─── Exercise input ───
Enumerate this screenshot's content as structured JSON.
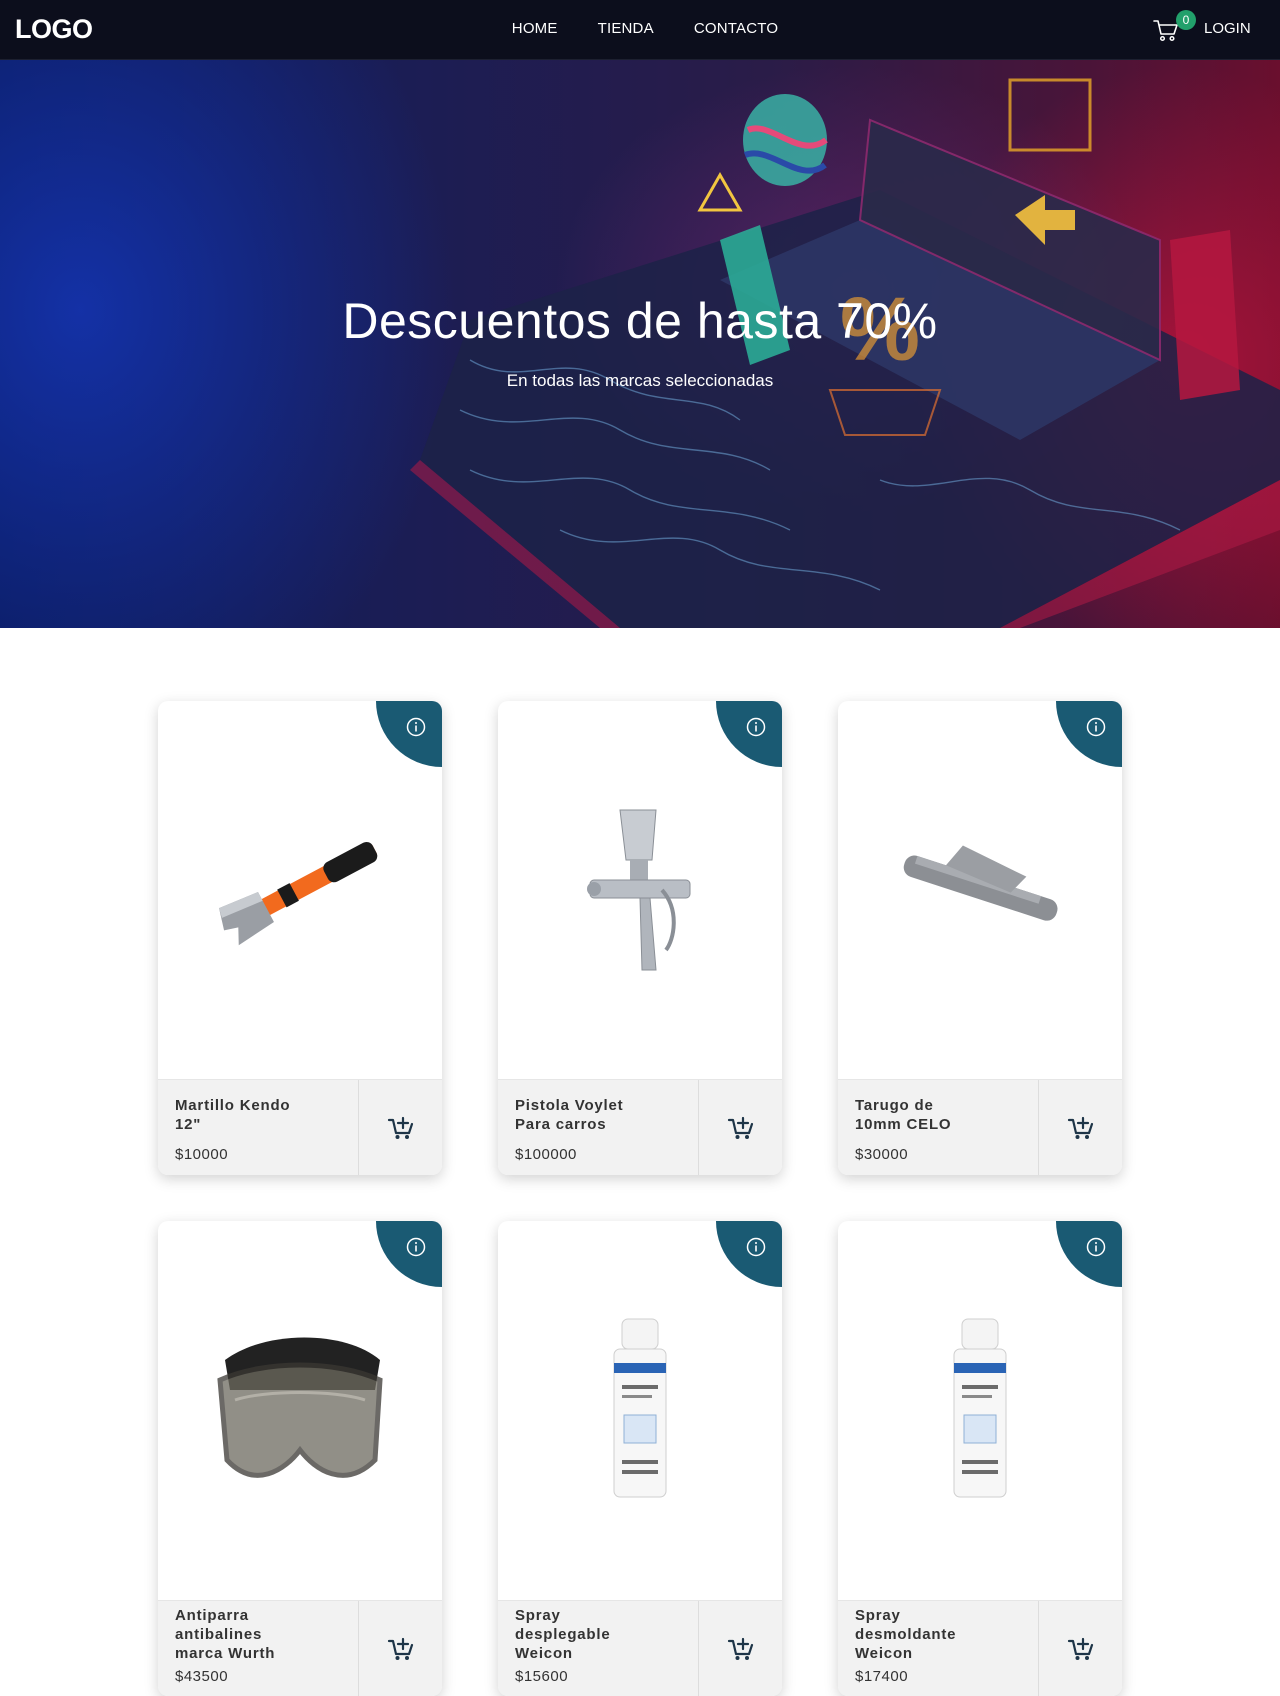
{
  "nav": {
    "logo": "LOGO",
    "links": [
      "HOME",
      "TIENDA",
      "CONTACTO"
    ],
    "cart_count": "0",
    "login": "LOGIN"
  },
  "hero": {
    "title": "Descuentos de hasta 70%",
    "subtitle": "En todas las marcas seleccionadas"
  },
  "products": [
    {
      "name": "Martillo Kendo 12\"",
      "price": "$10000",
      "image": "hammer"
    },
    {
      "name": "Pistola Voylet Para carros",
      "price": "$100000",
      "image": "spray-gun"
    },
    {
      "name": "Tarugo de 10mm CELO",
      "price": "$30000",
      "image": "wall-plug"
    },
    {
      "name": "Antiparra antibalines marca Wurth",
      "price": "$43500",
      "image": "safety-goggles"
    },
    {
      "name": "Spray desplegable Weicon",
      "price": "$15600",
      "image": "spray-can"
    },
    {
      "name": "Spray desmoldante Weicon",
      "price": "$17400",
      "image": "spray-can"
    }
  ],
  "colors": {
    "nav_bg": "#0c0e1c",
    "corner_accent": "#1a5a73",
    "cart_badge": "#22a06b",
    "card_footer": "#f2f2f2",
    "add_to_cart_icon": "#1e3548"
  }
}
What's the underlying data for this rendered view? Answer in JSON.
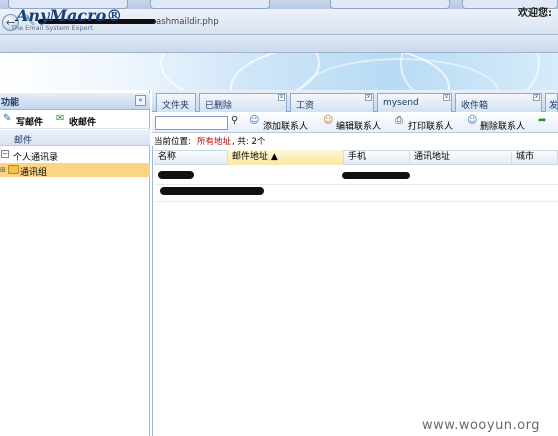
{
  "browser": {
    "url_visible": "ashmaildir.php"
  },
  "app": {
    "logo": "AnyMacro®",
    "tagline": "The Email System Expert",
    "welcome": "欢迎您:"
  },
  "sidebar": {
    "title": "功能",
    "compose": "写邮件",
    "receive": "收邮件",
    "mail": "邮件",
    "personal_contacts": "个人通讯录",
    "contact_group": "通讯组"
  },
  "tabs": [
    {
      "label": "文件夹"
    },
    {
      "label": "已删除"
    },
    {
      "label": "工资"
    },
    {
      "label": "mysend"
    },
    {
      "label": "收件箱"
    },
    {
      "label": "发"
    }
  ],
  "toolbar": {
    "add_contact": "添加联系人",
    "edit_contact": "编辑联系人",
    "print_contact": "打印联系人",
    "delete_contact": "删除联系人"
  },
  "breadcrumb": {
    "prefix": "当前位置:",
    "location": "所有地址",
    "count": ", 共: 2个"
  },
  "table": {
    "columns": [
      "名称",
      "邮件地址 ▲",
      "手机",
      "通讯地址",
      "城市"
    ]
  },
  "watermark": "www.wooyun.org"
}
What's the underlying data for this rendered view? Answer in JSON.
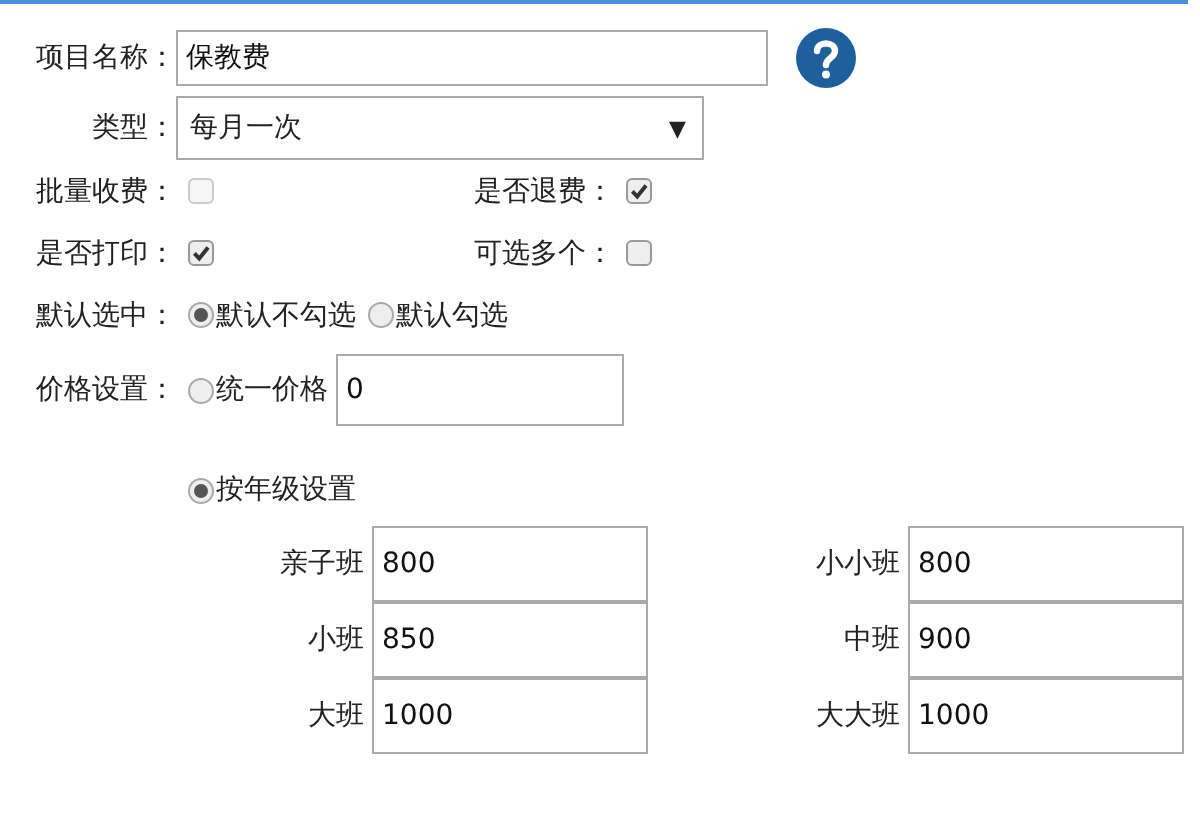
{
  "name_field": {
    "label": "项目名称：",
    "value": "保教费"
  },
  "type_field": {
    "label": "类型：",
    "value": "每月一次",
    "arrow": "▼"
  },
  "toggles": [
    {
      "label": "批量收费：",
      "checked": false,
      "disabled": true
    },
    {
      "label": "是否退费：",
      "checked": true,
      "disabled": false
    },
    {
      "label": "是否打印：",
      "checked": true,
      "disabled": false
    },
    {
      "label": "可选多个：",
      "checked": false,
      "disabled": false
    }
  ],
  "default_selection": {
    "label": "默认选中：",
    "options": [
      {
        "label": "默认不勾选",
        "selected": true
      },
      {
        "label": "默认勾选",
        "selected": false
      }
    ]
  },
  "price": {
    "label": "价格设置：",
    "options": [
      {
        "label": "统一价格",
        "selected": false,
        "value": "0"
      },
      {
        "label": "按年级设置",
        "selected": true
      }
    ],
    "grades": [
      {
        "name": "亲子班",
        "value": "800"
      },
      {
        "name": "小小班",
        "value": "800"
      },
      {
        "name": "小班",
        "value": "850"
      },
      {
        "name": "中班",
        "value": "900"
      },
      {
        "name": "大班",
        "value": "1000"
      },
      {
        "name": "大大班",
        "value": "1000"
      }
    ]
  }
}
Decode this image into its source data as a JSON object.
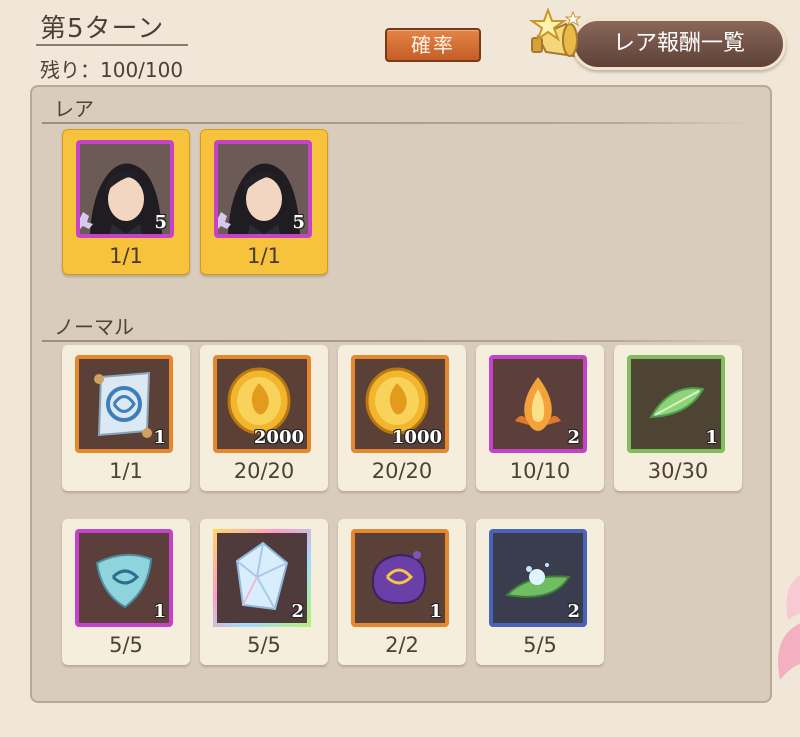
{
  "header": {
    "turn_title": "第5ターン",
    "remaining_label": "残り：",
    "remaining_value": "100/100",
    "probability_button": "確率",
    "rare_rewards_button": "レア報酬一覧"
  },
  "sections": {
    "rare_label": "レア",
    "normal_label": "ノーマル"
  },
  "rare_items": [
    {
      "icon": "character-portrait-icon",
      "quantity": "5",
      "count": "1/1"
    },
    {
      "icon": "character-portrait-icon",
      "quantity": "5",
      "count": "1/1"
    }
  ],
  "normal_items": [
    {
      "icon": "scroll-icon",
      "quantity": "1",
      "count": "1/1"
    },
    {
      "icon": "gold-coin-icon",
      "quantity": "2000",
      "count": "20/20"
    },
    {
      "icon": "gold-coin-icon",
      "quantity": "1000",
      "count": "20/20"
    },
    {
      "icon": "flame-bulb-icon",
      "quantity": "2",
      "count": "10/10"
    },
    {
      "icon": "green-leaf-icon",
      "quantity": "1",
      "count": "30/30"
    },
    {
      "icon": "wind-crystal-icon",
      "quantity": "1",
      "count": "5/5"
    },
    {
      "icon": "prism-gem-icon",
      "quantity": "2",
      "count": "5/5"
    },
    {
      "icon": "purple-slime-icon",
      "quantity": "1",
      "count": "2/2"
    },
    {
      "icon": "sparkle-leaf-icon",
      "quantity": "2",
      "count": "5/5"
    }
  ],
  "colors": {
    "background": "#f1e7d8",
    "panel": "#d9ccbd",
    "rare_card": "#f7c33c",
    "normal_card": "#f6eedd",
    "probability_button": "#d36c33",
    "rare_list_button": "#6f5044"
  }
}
───
| Goal |
Without the pictures, copy the material exactly as given.

| Right answer |
Enumerate this screenshot's content as structured JSON.
{
  "nav": {
    "logo": "LOGO",
    "links": [
      "HOME",
      "TIENDA",
      "CONTACTO"
    ],
    "cart_count": "0",
    "login": "LOGIN"
  },
  "hero": {
    "title": "Descuentos de hasta 70%",
    "subtitle": "En todas las marcas seleccionadas"
  },
  "products": [
    {
      "name": "Martillo Kendo 12\"",
      "price": "$10000",
      "image": "hammer"
    },
    {
      "name": "Pistola Voylet Para carros",
      "price": "$100000",
      "image": "spray-gun"
    },
    {
      "name": "Tarugo de 10mm CELO",
      "price": "$30000",
      "image": "wall-plug"
    },
    {
      "name": "Antiparra antibalines marca Wurth",
      "price": "$43500",
      "image": "safety-goggles"
    },
    {
      "name": "Spray desplegable Weicon",
      "price": "$15600",
      "image": "spray-can"
    },
    {
      "name": "Spray desmoldante Weicon",
      "price": "$17400",
      "image": "spray-can"
    }
  ],
  "colors": {
    "nav_bg": "#0c0e1c",
    "corner_accent": "#1a5a73",
    "cart_badge": "#22a06b",
    "card_footer": "#f2f2f2",
    "add_to_cart_icon": "#1e3548"
  }
}
What's the underlying data for this rendered view? Answer in JSON.
{
  "browser": {
    "url_visible": "ashmaildir.php"
  },
  "app": {
    "logo": "AnyMacro®",
    "tagline": "The Email System Expert",
    "welcome": "欢迎您:"
  },
  "sidebar": {
    "title": "功能",
    "compose": "写邮件",
    "receive": "收邮件",
    "mail": "邮件",
    "personal_contacts": "个人通讯录",
    "contact_group": "通讯组"
  },
  "tabs": [
    {
      "label": "文件夹"
    },
    {
      "label": "已删除"
    },
    {
      "label": "工资"
    },
    {
      "label": "mysend"
    },
    {
      "label": "收件箱"
    },
    {
      "label": "发"
    }
  ],
  "toolbar": {
    "add_contact": "添加联系人",
    "edit_contact": "编辑联系人",
    "print_contact": "打印联系人",
    "delete_contact": "删除联系人"
  },
  "breadcrumb": {
    "prefix": "当前位置:",
    "location": "所有地址",
    "count": ", 共: 2个"
  },
  "table": {
    "columns": [
      "名称",
      "邮件地址 ▲",
      "手机",
      "通讯地址",
      "城市"
    ]
  },
  "watermark": "www.wooyun.org"
}
What's the underlying data for this rendered view? Answer in JSON.
{
  "name_field": {
    "label": "项目名称：",
    "value": "保教费"
  },
  "type_field": {
    "label": "类型：",
    "value": "每月一次",
    "arrow": "▼"
  },
  "toggles": [
    {
      "label": "批量收费：",
      "checked": false,
      "disabled": true
    },
    {
      "label": "是否退费：",
      "checked": true,
      "disabled": false
    },
    {
      "label": "是否打印：",
      "checked": true,
      "disabled": false
    },
    {
      "label": "可选多个：",
      "checked": false,
      "disabled": false
    }
  ],
  "default_selection": {
    "label": "默认选中：",
    "options": [
      {
        "label": "默认不勾选",
        "selected": true
      },
      {
        "label": "默认勾选",
        "selected": false
      }
    ]
  },
  "price": {
    "label": "价格设置：",
    "options": [
      {
        "label": "统一价格",
        "selected": false,
        "value": "0"
      },
      {
        "label": "按年级设置",
        "selected": true
      }
    ],
    "grades": [
      {
        "name": "亲子班",
        "value": "800"
      },
      {
        "name": "小小班",
        "value": "800"
      },
      {
        "name": "小班",
        "value": "850"
      },
      {
        "name": "中班",
        "value": "900"
      },
      {
        "name": "大班",
        "value": "1000"
      },
      {
        "name": "大大班",
        "value": "1000"
      }
    ]
  }
}
Decode this image into its source data as a JSON object.
{
  "header": {
    "turn_title": "第5ターン",
    "remaining_label": "残り：",
    "remaining_value": "100/100",
    "probability_button": "確率",
    "rare_rewards_button": "レア報酬一覧"
  },
  "sections": {
    "rare_label": "レア",
    "normal_label": "ノーマル"
  },
  "rare_items": [
    {
      "icon": "character-portrait-icon",
      "quantity": "5",
      "count": "1/1"
    },
    {
      "icon": "character-portrait-icon",
      "quantity": "5",
      "count": "1/1"
    }
  ],
  "normal_items": [
    {
      "icon": "scroll-icon",
      "quantity": "1",
      "count": "1/1"
    },
    {
      "icon": "gold-coin-icon",
      "quantity": "2000",
      "count": "20/20"
    },
    {
      "icon": "gold-coin-icon",
      "quantity": "1000",
      "count": "20/20"
    },
    {
      "icon": "flame-bulb-icon",
      "quantity": "2",
      "count": "10/10"
    },
    {
      "icon": "green-leaf-icon",
      "quantity": "1",
      "count": "30/30"
    },
    {
      "icon": "wind-crystal-icon",
      "quantity": "1",
      "count": "5/5"
    },
    {
      "icon": "prism-gem-icon",
      "quantity": "2",
      "count": "5/5"
    },
    {
      "icon": "purple-slime-icon",
      "quantity": "1",
      "count": "2/2"
    },
    {
      "icon": "sparkle-leaf-icon",
      "quantity": "2",
      "count": "5/5"
    }
  ],
  "colors": {
    "background": "#f1e7d8",
    "panel": "#d9ccbd",
    "rare_card": "#f7c33c",
    "normal_card": "#f6eedd",
    "probability_button": "#d36c33",
    "rare_list_button": "#6f5044"
  }
}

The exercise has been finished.